§ **What to produce**:
Render the rows from the one containing "Localize all elements." through the one containing "m-point-dot [148, 100, 158, 110]" as a numbered list, leaving out blank lines and pictures.

§ **Stored records**:
^^^^^^^^
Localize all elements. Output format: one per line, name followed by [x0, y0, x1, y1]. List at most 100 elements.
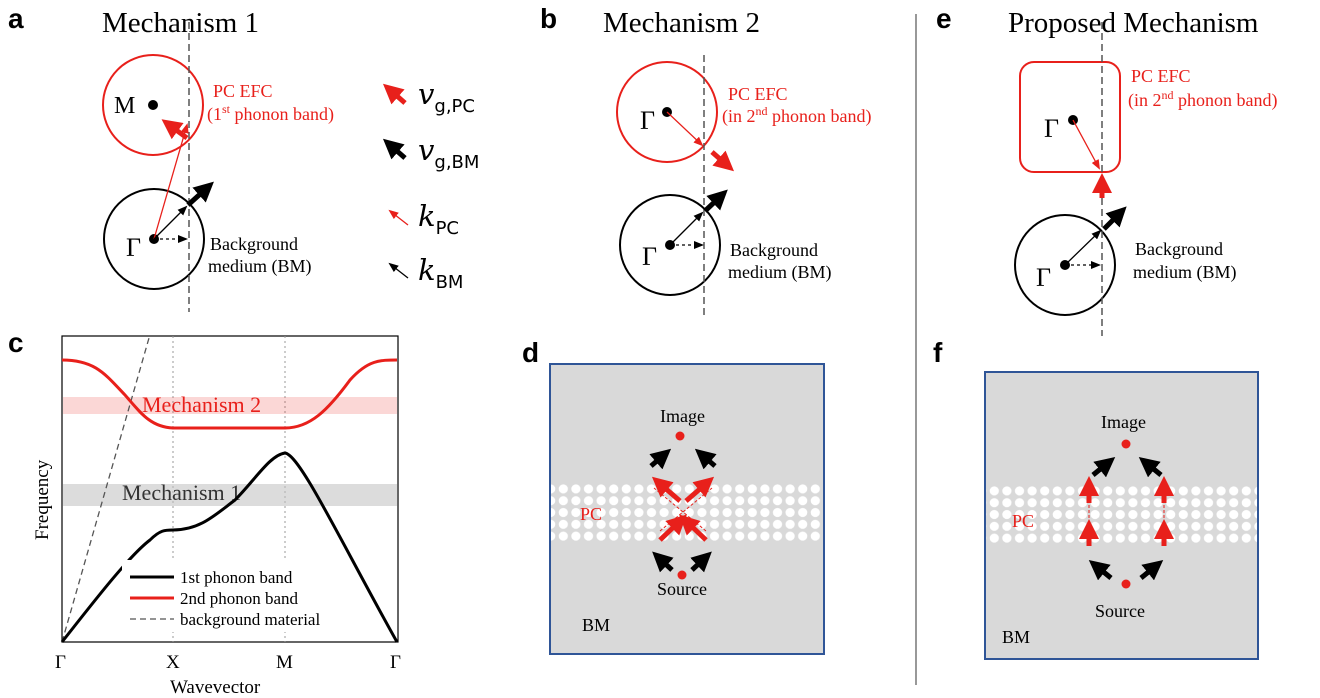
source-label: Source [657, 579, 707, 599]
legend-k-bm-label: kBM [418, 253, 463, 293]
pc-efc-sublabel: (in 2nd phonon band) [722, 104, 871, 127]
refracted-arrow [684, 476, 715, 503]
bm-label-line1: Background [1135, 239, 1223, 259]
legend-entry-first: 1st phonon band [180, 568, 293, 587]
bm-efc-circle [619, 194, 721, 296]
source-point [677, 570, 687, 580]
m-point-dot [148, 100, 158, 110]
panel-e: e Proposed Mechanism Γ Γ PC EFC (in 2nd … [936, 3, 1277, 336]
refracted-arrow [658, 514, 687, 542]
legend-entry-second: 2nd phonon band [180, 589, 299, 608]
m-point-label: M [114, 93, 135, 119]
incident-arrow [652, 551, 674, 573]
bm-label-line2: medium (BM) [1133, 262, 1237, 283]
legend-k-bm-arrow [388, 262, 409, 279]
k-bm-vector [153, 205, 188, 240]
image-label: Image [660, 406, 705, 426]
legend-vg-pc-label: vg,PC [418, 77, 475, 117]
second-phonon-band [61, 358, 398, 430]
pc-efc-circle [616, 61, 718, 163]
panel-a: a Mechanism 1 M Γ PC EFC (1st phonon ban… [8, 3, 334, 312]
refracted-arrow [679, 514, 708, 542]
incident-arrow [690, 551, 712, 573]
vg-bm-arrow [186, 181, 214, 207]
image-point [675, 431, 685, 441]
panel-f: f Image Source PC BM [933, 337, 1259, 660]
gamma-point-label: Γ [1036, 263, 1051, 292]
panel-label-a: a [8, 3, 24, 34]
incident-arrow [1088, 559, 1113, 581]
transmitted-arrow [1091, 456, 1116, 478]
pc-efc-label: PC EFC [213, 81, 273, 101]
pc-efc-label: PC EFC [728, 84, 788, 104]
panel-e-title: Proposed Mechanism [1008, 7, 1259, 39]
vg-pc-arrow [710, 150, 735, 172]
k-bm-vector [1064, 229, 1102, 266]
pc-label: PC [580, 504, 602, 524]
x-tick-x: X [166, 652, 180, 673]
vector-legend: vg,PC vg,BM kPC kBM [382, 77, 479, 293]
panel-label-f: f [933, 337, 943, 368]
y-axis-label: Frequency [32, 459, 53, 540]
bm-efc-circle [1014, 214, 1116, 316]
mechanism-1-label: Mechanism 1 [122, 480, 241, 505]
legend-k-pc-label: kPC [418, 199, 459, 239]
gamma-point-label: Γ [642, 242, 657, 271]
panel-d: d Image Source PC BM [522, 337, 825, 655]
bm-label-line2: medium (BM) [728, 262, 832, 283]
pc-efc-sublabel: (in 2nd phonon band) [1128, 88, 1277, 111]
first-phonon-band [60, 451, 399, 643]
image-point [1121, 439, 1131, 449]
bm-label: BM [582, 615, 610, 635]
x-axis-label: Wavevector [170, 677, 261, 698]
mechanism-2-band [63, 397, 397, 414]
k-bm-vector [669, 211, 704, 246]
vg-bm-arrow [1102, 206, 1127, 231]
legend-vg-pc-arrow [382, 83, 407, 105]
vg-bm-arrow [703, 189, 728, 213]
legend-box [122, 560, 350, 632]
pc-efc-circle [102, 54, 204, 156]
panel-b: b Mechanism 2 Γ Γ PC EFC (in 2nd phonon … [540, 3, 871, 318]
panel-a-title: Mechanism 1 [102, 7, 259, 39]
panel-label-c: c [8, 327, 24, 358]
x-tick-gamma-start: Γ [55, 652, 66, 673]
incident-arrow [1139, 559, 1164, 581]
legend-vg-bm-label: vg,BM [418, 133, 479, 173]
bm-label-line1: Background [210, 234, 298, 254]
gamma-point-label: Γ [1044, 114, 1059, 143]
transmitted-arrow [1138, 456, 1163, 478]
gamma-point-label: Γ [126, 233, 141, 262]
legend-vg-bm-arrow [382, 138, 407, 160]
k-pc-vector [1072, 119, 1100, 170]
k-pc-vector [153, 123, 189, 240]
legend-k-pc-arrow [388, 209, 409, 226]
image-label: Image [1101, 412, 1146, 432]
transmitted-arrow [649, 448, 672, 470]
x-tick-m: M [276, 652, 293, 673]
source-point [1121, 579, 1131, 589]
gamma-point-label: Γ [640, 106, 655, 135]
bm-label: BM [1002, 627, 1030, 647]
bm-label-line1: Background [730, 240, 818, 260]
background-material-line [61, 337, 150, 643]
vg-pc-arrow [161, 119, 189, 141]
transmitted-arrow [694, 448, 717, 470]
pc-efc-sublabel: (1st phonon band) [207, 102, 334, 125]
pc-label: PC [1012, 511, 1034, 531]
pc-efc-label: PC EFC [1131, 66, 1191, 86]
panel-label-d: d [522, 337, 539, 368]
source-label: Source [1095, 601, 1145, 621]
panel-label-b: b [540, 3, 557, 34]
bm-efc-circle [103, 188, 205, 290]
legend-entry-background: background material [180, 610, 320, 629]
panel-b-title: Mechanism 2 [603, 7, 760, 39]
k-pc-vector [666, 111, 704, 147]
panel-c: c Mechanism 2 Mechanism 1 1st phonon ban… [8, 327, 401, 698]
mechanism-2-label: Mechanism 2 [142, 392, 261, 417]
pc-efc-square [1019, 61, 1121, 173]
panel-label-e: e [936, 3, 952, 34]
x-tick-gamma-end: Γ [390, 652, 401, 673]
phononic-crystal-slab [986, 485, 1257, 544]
^^^^^^^^
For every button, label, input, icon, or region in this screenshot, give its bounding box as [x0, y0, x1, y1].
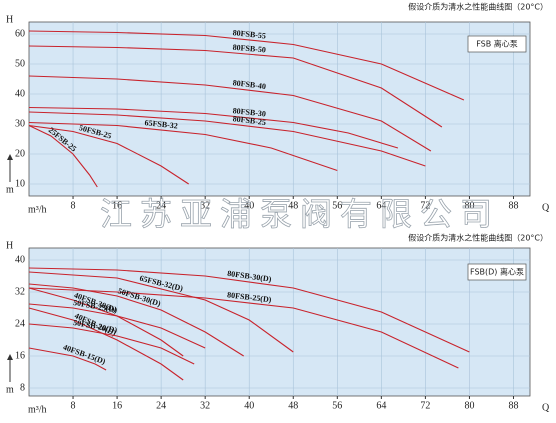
^^^^^^^^
§ **Expected answer**:
1. Localize all elements. Output format: one per line, name followed by [x0, y0, x1, y1]. List at most 100 elements.
2. source-label: Source [657, 579, 707, 599]
3. legend-k-bm-label: kBM [418, 253, 463, 293]
4. pc-efc-sublabel: (in 2nd phonon band) [722, 104, 871, 127]
5. refracted-arrow [684, 476, 715, 503]
6. bm-label-line1: Background [1135, 239, 1223, 259]
7. legend-entry-first: 1st phonon band [180, 568, 293, 587]
8. bm-efc-circle [619, 194, 721, 296]
9. source-point [677, 570, 687, 580]
10. m-point-dot [148, 100, 158, 110]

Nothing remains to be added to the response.